• _Исходный текст_
---

Фрагмент письма Ф.М. Достоевского к брату от 1 января 1840 г. и пассаж из «Дневника писателя» за июнь 1876 г. достаточно ярко иллюстрируют глубину, масштабность и последовательность (между первым и вторым высказыванием – 36 лет!) воздействия Шиллера на русского классика. В восторженных излияниях восемнадцатилетнего юноши речь идет о глубоко личном переживании шиллеровских текстов: «Я вызубрил Шиллера, говорил им, бредил им;…имя… Шиллера стало мне родным, каким-то волшебным звуком, вызывающим столько мечтаний». Напротив, в зрелом суждении маститого писателя акцент переносится с индивидуального «я» на национально-культурную общность «мы»: «…у нас он (Шиллер), вместе с Жуковским, в душу русскую всосался, клеймо в ней оставил, почти период в истории нашего развития обозначил».
По мнению филолога Алексея Криницына, шиллеровские мотивы, заявленные в «Разбойниках», впоследствии нашли отражение в романе Федора Достоевского «Братья Карамазовы». При этом Дмитрий Карамазов близок Карлу Моору, а Иван Карамазов – «литературный брат» Франца. Все три брата Карамазова идейно связаны с шиллеровской тематикой: Иван – с темой сверхчеловека, Алеша – с темой братской любви, Митя – с темой преображения человека красотой и страданием. Все трое прямо цитируют Шиллера и апеллируют к нему.
В драме «Разбойники» показано противостояние сыновей графа Моора – Франца и Карла, которые являются носителями двух диаметрально противоположных мировоззрений. Карл – воплощение романтического взгляда на жизнь. Он ненавидит убожество окружающей жизни и с отвращением и презрением относится к лицемерам, которые льстят могущественным властителям, одновременно притесняя бедных людей. Карл не желает жить по законам, которые используют в своих интересах обманщики и злодеи. Карл Моор говорит так: «Закон заставляет ползать то, что должно летать орлом». Но в глубине души юноша остается добрым и чистым человеком.
Действие происходит в современной автору пьесы Германии. События разворачиваются в течение двух лет. Драме предпослан эпиграф – слова Гиппократа: «Чего не исцеляют лекарства, исцеляет железо; чего не исцеляет железо, исцеляет огонь».
В основе сюжета лежит семейная трагедия. В родовом замке баронов фон Моор живут отец, младший сын – Франц и воспитанница графа, невеста старшего сына, Амалия фон Эдельрейх. Завязкой служит письмо, полученное якобы Францем, в котором повествуется о беспутной жизни проходящего курс наук в университете в Лейпциге Карла фон Моора, старшего сына графа. Опечаленный плохими новостями, старик фон Моор под давлением позволяет Францу написать письмо Карлу и сообщить ему, что, разгневанный поведением своего старшего сына, он, граф, лишает его наследства и своего родительского благословения.

---

• _Выдержки из материала_
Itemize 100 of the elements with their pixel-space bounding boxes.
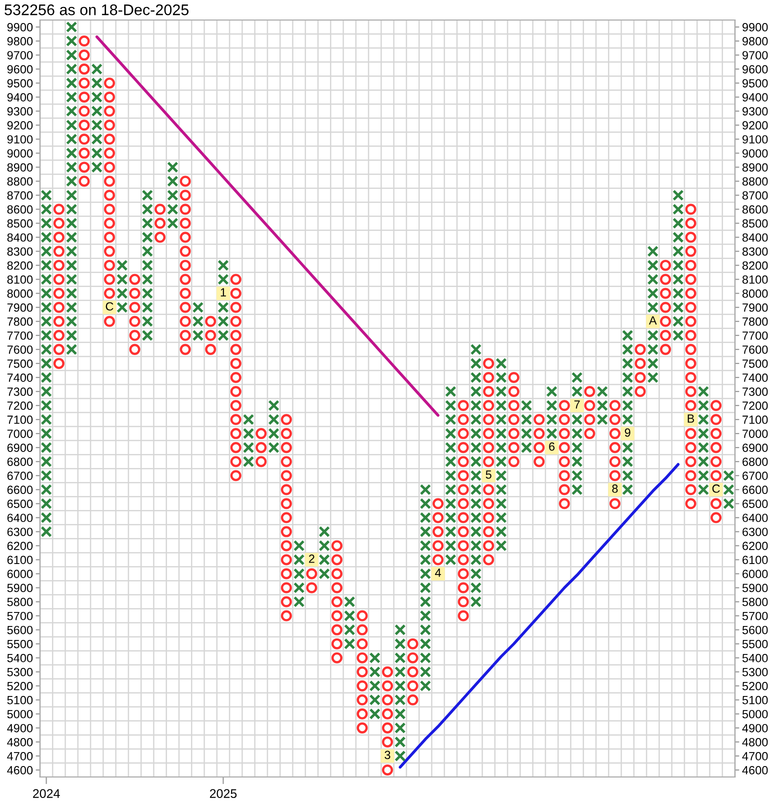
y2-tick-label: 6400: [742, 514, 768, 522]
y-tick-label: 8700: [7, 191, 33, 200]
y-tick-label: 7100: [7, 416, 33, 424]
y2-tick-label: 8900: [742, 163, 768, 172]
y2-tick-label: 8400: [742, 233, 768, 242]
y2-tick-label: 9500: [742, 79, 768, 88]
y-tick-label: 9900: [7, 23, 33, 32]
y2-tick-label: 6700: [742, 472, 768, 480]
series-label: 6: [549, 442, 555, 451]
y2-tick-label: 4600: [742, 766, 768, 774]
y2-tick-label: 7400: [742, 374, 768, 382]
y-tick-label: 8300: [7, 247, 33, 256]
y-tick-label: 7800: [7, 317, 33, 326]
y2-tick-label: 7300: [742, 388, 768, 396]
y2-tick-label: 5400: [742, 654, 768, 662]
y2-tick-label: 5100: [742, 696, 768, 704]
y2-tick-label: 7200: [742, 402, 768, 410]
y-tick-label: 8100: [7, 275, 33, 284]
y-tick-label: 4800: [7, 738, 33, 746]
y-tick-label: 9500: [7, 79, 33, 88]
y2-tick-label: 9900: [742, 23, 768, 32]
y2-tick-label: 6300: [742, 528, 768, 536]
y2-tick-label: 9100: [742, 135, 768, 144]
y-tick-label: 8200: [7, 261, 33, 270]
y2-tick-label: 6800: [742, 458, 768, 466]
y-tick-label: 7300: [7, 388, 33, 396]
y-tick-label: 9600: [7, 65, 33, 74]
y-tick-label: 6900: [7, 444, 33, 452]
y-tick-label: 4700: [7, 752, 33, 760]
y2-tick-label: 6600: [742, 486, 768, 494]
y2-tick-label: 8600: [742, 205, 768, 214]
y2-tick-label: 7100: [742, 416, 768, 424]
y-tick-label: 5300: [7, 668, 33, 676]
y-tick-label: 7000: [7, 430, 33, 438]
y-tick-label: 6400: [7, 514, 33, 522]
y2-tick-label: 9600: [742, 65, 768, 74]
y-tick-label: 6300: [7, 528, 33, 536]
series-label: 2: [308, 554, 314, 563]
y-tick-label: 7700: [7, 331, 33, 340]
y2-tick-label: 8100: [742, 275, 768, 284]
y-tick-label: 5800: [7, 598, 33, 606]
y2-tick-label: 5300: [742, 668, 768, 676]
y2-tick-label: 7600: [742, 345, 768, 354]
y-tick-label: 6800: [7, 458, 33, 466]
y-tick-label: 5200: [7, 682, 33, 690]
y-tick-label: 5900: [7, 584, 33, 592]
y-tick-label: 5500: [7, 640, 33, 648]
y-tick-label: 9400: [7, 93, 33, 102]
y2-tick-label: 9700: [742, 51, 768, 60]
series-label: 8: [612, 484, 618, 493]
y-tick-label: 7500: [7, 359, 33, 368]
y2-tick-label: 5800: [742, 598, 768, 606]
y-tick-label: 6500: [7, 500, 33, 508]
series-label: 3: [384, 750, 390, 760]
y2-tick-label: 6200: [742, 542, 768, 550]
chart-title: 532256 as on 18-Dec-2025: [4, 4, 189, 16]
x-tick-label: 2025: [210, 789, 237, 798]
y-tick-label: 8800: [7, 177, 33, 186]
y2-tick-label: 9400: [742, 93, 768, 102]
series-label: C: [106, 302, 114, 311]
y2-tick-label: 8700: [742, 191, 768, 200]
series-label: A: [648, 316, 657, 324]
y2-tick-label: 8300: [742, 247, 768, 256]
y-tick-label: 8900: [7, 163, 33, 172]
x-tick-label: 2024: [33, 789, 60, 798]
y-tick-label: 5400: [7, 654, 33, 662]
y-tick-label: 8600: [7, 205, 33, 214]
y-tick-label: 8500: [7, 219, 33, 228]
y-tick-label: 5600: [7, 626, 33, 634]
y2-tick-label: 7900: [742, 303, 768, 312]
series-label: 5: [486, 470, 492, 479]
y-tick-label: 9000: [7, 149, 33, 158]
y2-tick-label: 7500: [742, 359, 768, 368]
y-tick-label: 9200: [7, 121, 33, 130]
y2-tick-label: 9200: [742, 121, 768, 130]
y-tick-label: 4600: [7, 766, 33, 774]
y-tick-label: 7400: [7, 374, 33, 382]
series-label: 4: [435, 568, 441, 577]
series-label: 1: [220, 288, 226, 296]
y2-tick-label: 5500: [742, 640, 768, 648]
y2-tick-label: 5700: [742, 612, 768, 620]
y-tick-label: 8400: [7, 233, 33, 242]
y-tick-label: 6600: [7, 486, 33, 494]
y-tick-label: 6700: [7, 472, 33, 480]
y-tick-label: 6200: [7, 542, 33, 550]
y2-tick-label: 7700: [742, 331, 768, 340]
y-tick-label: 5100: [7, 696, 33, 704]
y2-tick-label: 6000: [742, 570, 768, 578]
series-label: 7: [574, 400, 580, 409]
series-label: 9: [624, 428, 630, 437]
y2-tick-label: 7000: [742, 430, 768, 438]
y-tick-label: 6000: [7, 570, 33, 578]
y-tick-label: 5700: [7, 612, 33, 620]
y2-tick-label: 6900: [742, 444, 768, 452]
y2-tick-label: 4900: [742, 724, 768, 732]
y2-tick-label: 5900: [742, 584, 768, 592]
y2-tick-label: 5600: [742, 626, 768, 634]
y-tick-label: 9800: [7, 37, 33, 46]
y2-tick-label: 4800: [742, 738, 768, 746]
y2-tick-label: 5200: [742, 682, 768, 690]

---

Отредактируйте отрывок текста о Шиллере и Достоевском от «В основе сюжета» до «своего родительского благословения.»: замените «Лейпциге» на «Йене» и приведите этот отрывок целиком.

• _Полный ответ_
В основе сюжета лежит семейная трагедия. В родовом замке баронов фон Моор живут отец, младший сын – Франц и воспитанница графа, невеста старшего сына, Амалия фон Эдельрейх. Завязкой служит письмо, полученное якобы Францем, в котором повествуется о беспутной жизни проходящего курс наук в университете в Йене Карла фон Моора, старшего сына графа. Опечаленный плохими новостями, старик фон Моор под давлением позволяет Францу написать письмо Карлу и сообщить ему, что, разгневанный поведением своего старшего сына, он, граф, лишает его наследства и своего родительского благословения.